Description of the task: Tell how many lines in the data below hold the string "growth"; give nothing but the number.

## begin Records for processing

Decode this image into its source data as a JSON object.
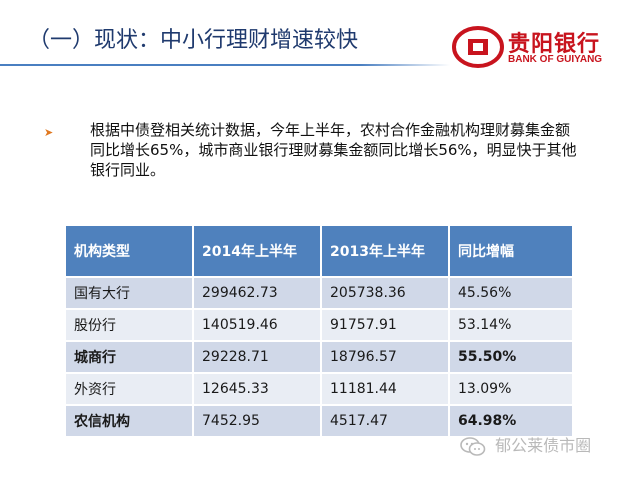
{
  "header": {
    "title": "（一）现状：中小行理财增速较快"
  },
  "logo": {
    "name_cn": "贵阳银行",
    "name_en": "BANK OF GUIYANG",
    "brand_color": "#c8141e"
  },
  "bullet": {
    "icon": "arrow-bullet-icon",
    "text": "根据中债登相关统计数据，今年上半年，农村合作金融机构理财募集金额同比增长65%，城市商业银行理财募集金额同比增长56%，明显快于其他银行同业。"
  },
  "table": {
    "header_color": "#4f81bd",
    "columns": [
      "机构类型",
      "2014年上半年",
      "2013年上半年",
      "同比增幅"
    ],
    "rows": [
      {
        "type": "国有大行",
        "h1_2014": "299462.73",
        "h1_2013": "205738.36",
        "growth": "45.56%",
        "highlight": false
      },
      {
        "type": "股份行",
        "h1_2014": "140519.46",
        "h1_2013": "91757.91",
        "growth": "53.14%",
        "highlight": false
      },
      {
        "type": "城商行",
        "h1_2014": "29228.71",
        "h1_2013": "18796.57",
        "growth": "55.50%",
        "highlight": true
      },
      {
        "type": "外资行",
        "h1_2014": "12645.33",
        "h1_2013": "11181.44",
        "growth": "13.09%",
        "highlight": false
      },
      {
        "type": "农信机构",
        "h1_2014": "7452.95",
        "h1_2013": "4517.47",
        "growth": "64.98%",
        "highlight": true
      }
    ]
  },
  "watermark": {
    "icon": "wechat-icon",
    "text": "郁公莱债市圈"
  }
}
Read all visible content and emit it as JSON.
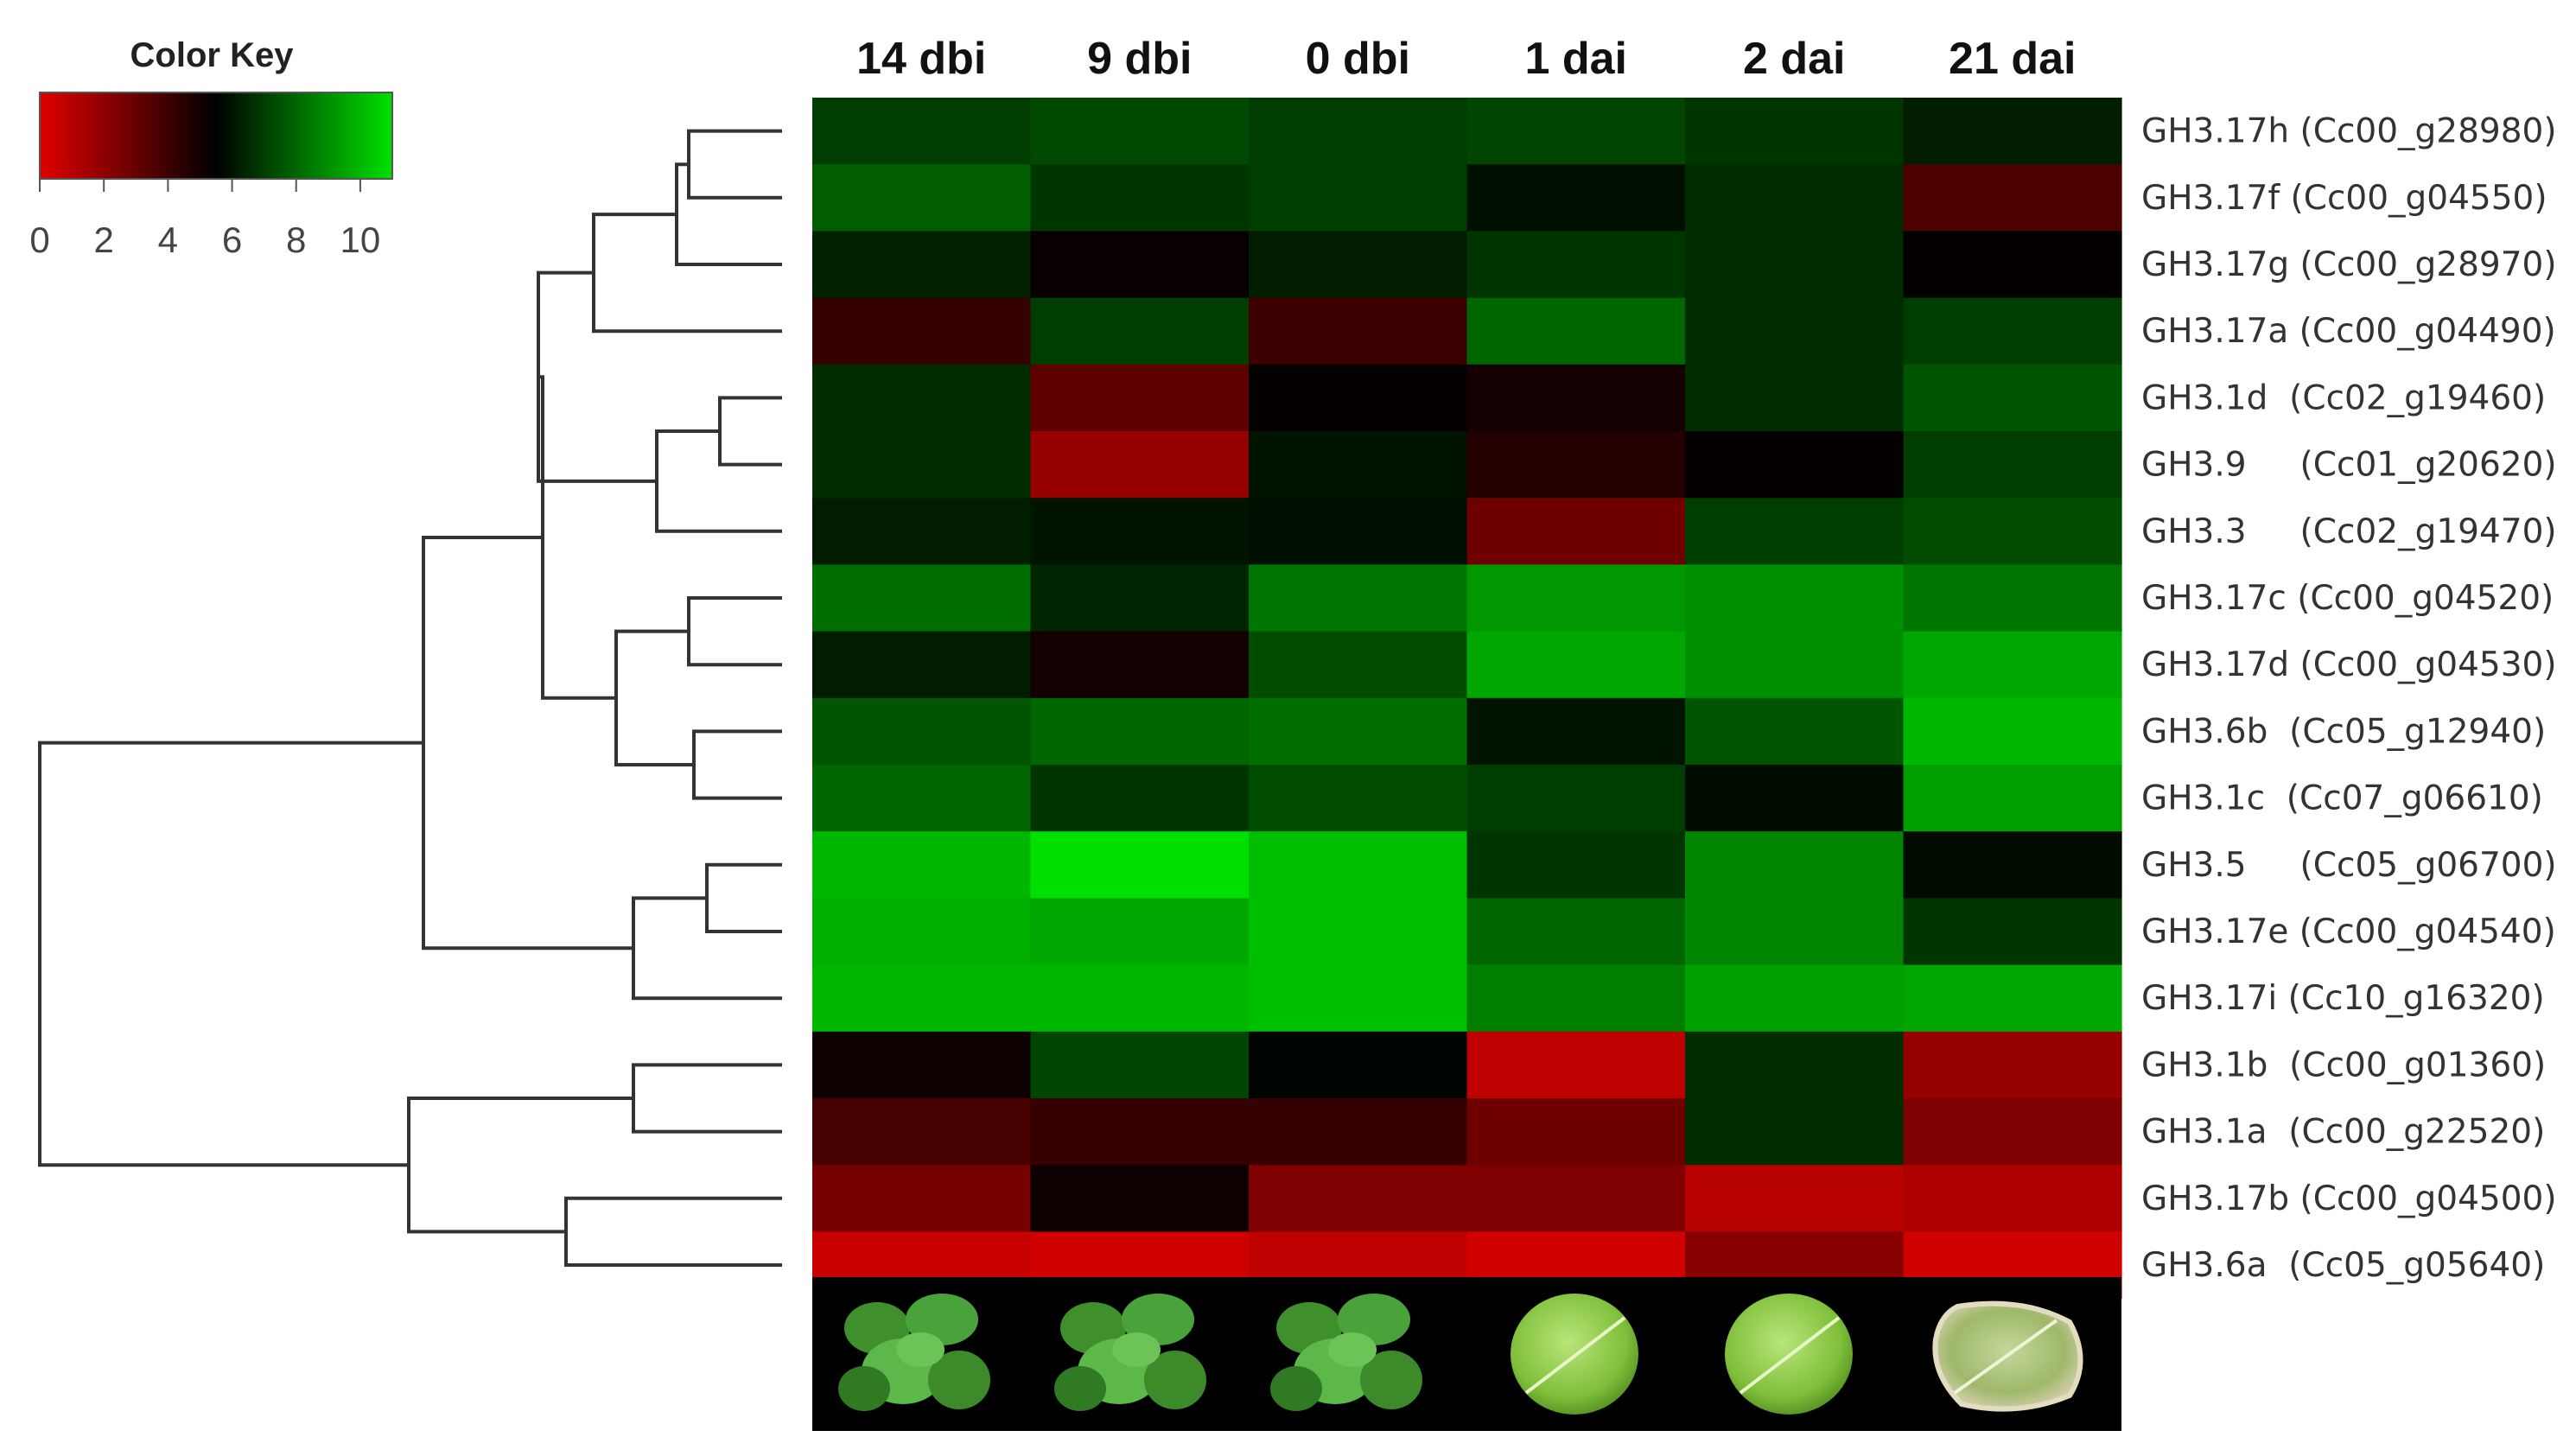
{
  "chart_data": {
    "type": "heatmap",
    "color_key": {
      "title": "Color Key",
      "ticks": [
        0,
        2,
        4,
        6,
        8,
        10
      ],
      "range": [
        0,
        11
      ],
      "colors": {
        "low": "#e00000",
        "mid": "#000000",
        "high": "#00e000"
      }
    },
    "columns": [
      "14 dbi",
      "9 dbi",
      "0 dbi",
      "1 dai",
      "2 dai",
      "21 dai"
    ],
    "rows": [
      {
        "label": "GH3.17h (Cc00_g28980)",
        "values": [
          7.0,
          7.3,
          7.0,
          7.2,
          6.8,
          6.2
        ]
      },
      {
        "label": "GH3.17f (Cc00_g04550)",
        "values": [
          7.8,
          6.8,
          7.0,
          5.9,
          6.6,
          3.6
        ]
      },
      {
        "label": "GH3.17g (Cc00_g28970)",
        "values": [
          6.3,
          5.3,
          6.2,
          6.8,
          6.6,
          5.4
        ]
      },
      {
        "label": "GH3.17a (Cc00_g04490)",
        "values": [
          4.2,
          7.0,
          4.0,
          8.0,
          6.6,
          7.0
        ]
      },
      {
        "label": "GH3.1d  (Cc02_g19460)",
        "values": [
          6.6,
          3.2,
          5.4,
          5.0,
          6.6,
          7.6
        ]
      },
      {
        "label": "GH3.9     (Cc01_g20620)",
        "values": [
          6.6,
          1.8,
          6.0,
          4.6,
          5.4,
          7.0
        ]
      },
      {
        "label": "GH3.3     (Cc02_g19470)",
        "values": [
          6.2,
          6.0,
          5.9,
          2.8,
          7.0,
          7.4
        ]
      },
      {
        "label": "GH3.17c (Cc00_g04520)",
        "values": [
          8.2,
          6.4,
          8.4,
          9.2,
          9.0,
          8.4
        ]
      },
      {
        "label": "GH3.17d (Cc00_g04530)",
        "values": [
          6.2,
          5.0,
          7.4,
          9.6,
          9.0,
          9.6
        ]
      },
      {
        "label": "GH3.6b  (Cc05_g12940)",
        "values": [
          7.6,
          8.0,
          8.2,
          6.0,
          7.6,
          10.0
        ]
      },
      {
        "label": "GH3.1c  (Cc07_g06610)",
        "values": [
          8.0,
          6.8,
          7.4,
          7.0,
          5.8,
          9.4
        ]
      },
      {
        "label": "GH3.5     (Cc05_g06700)",
        "values": [
          10.0,
          11.0,
          10.2,
          6.8,
          8.8,
          5.8
        ]
      },
      {
        "label": "GH3.17e (Cc00_g04540)",
        "values": [
          9.8,
          9.6,
          10.2,
          8.0,
          8.8,
          6.8
        ]
      },
      {
        "label": "GH3.17i (Cc10_g16320)",
        "values": [
          10.0,
          10.0,
          10.2,
          8.6,
          9.4,
          9.6
        ]
      },
      {
        "label": "GH3.1b  (Cc00_g01360)",
        "values": [
          5.2,
          7.2,
          5.6,
          0.8,
          6.6,
          1.8
        ]
      },
      {
        "label": "GH3.1a  (Cc00_g22520)",
        "values": [
          3.8,
          4.2,
          4.2,
          2.8,
          6.6,
          2.4
        ]
      },
      {
        "label": "GH3.17b (Cc00_g04500)",
        "values": [
          2.6,
          5.2,
          2.4,
          2.4,
          1.0,
          1.2
        ]
      },
      {
        "label": "GH3.6a  (Cc05_g05640)",
        "values": [
          0.6,
          0.4,
          0.8,
          0.4,
          2.2,
          0.4
        ]
      }
    ],
    "row_dendrogram": "merges"
  }
}
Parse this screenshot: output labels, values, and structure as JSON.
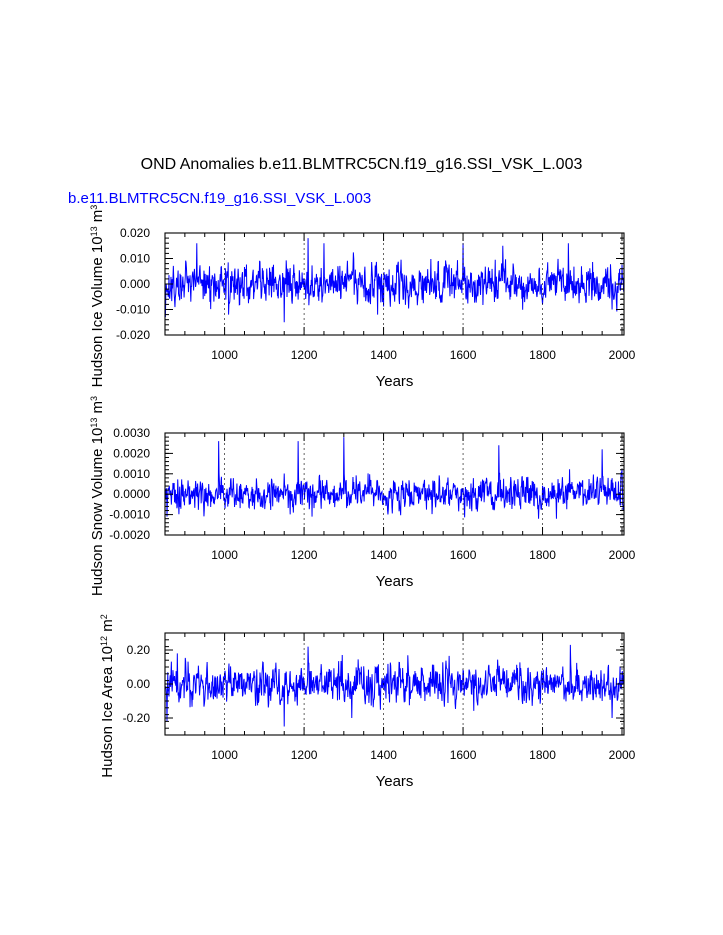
{
  "title": "OND Anomalies b.e11.BLMTRC5CN.f19_g16.SSI_VSK_L.003",
  "subtitle": "b.e11.BLMTRC5CN.f19_g16.SSI_VSK_L.003",
  "colors": {
    "series": "#0000ff",
    "axis": "#000000",
    "grid": "#000000"
  },
  "chart_data": [
    {
      "type": "line",
      "title": "",
      "series_name": "b.e11.BLMTRC5CN.f19_g16.SSI_VSK_L.003",
      "xlabel": "Years",
      "ylabel": "Hudson Ice Volume 10",
      "ylabel_units": "13",
      "ylabel_sup2": "m",
      "ylabel_sup3": "3",
      "xlim": [
        850,
        2005
      ],
      "ylim": [
        -0.02,
        0.02
      ],
      "xticks": [
        1000,
        1200,
        1400,
        1600,
        1800,
        2000
      ],
      "xtick_labels": [
        "1000",
        "1200",
        "1400",
        "1600",
        "1800",
        "2000"
      ],
      "yticks": [
        -0.02,
        -0.01,
        0.0,
        0.01,
        0.02
      ],
      "ytick_labels": [
        "-0.020",
        "-0.010",
        "0.000",
        "0.010",
        "0.020"
      ],
      "grid": "vertical dashed at major x ticks",
      "noise_amplitude": 0.0045,
      "peaks": [
        [
          851,
          -0.013
        ],
        [
          930,
          0.016
        ],
        [
          1010,
          -0.012
        ],
        [
          1150,
          -0.015
        ],
        [
          1210,
          0.018
        ],
        [
          1250,
          0.016
        ],
        [
          1385,
          -0.012
        ],
        [
          1600,
          0.016
        ],
        [
          1700,
          0.015
        ],
        [
          1865,
          0.016
        ],
        [
          1975,
          -0.01
        ]
      ]
    },
    {
      "type": "line",
      "title": "",
      "series_name": "b.e11.BLMTRC5CN.f19_g16.SSI_VSK_L.003",
      "xlabel": "Years",
      "ylabel": "Hudson Snow Volume 10",
      "ylabel_units": "13",
      "ylabel_sup2": "m",
      "ylabel_sup3": "3",
      "xlim": [
        850,
        2005
      ],
      "ylim": [
        -0.002,
        0.003
      ],
      "xticks": [
        1000,
        1200,
        1400,
        1600,
        1800,
        2000
      ],
      "xtick_labels": [
        "1000",
        "1200",
        "1400",
        "1600",
        "1800",
        "2000"
      ],
      "yticks": [
        -0.002,
        -0.001,
        0.0,
        0.001,
        0.002,
        0.003
      ],
      "ytick_labels": [
        "-0.0020",
        "-0.0010",
        "0.0000",
        "0.0010",
        "0.0020",
        "0.0030"
      ],
      "grid": "vertical dashed at major x ticks",
      "noise_amplitude": 0.00045,
      "peaks": [
        [
          855,
          -0.0011
        ],
        [
          985,
          0.0026
        ],
        [
          1185,
          0.0026
        ],
        [
          1300,
          0.0028
        ],
        [
          1220,
          -0.0011
        ],
        [
          1790,
          -0.0012
        ],
        [
          1835,
          -0.0012
        ],
        [
          1950,
          0.0022
        ],
        [
          1690,
          0.0024
        ]
      ]
    },
    {
      "type": "line",
      "title": "",
      "series_name": "b.e11.BLMTRC5CN.f19_g16.SSI_VSK_L.003",
      "xlabel": "Years",
      "ylabel": "Hudson Ice Area 10",
      "ylabel_units": "12",
      "ylabel_sup2": "m",
      "ylabel_sup3": "2",
      "xlim": [
        850,
        2005
      ],
      "ylim": [
        -0.3,
        0.3
      ],
      "xticks": [
        1000,
        1200,
        1400,
        1600,
        1800,
        2000
      ],
      "xtick_labels": [
        "1000",
        "1200",
        "1400",
        "1600",
        "1800",
        "2000"
      ],
      "yticks": [
        -0.2,
        0.0,
        0.2
      ],
      "ytick_labels": [
        "-0.20",
        "0.00",
        "0.20"
      ],
      "grid": "vertical dashed at major x ticks",
      "noise_amplitude": 0.065,
      "peaks": [
        [
          855,
          -0.22
        ],
        [
          1150,
          -0.25
        ],
        [
          1210,
          0.22
        ],
        [
          1320,
          -0.2
        ],
        [
          1870,
          0.23
        ],
        [
          1975,
          -0.2
        ]
      ]
    }
  ]
}
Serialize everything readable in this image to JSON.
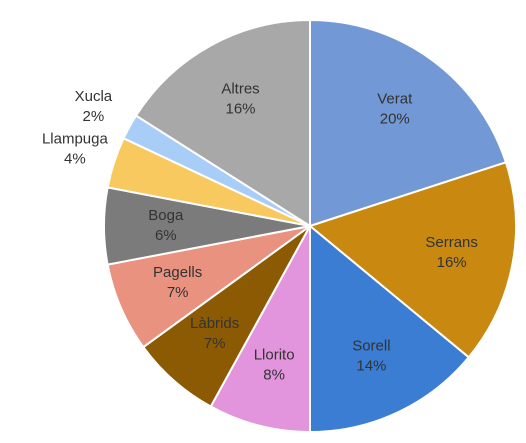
{
  "chart_data": {
    "type": "pie",
    "categories": [
      "Verat",
      "Serrans",
      "Sorell",
      "Llorito",
      "Làbrids",
      "Pagells",
      "Boga",
      "Llampuga",
      "Xucla",
      "Altres"
    ],
    "values": [
      20,
      16,
      14,
      8,
      7,
      7,
      6,
      4,
      2,
      16
    ],
    "value_labels": [
      "20%",
      "16%",
      "14%",
      "8%",
      "7%",
      "7%",
      "6%",
      "4%",
      "2%",
      "16%"
    ],
    "colors": [
      "#7299d6",
      "#c98810",
      "#3a7dd2",
      "#e295dc",
      "#8c5a02",
      "#e9927f",
      "#7b7b7b",
      "#f8c95e",
      "#a8cdf7",
      "#a8a8a8"
    ]
  }
}
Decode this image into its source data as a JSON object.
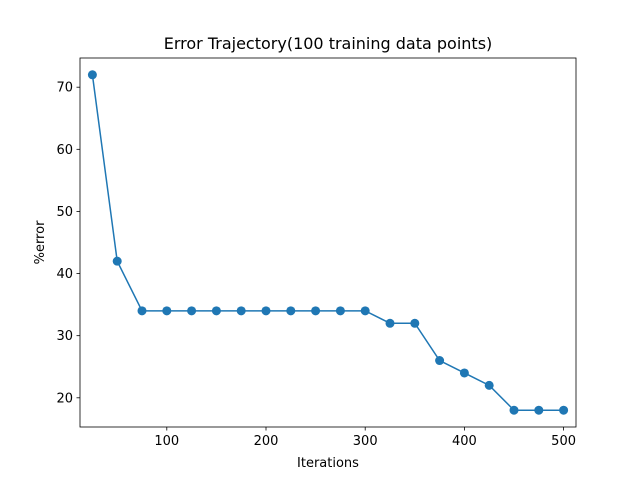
{
  "chart_data": {
    "type": "line",
    "title": "Error Trajectory(100 training data points)",
    "xlabel": "Iterations",
    "ylabel": "%error",
    "xlim": [
      12.5,
      512.5
    ],
    "ylim": [
      15.3,
      74.7
    ],
    "xticks": [
      100,
      200,
      300,
      400,
      500
    ],
    "yticks": [
      20,
      30,
      40,
      50,
      60,
      70
    ],
    "grid": false,
    "legend": "none",
    "series": [
      {
        "color": "#1f77b4",
        "marker": "circle",
        "x": [
          25,
          50,
          75,
          100,
          125,
          150,
          175,
          200,
          225,
          250,
          275,
          300,
          325,
          350,
          375,
          400,
          425,
          450,
          475,
          500
        ],
        "y": [
          72,
          42,
          34,
          34,
          34,
          34,
          34,
          34,
          34,
          34,
          34,
          34,
          32,
          32,
          26,
          24,
          22,
          18,
          18,
          18
        ]
      }
    ]
  }
}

## end Records for processing

Task solution: 5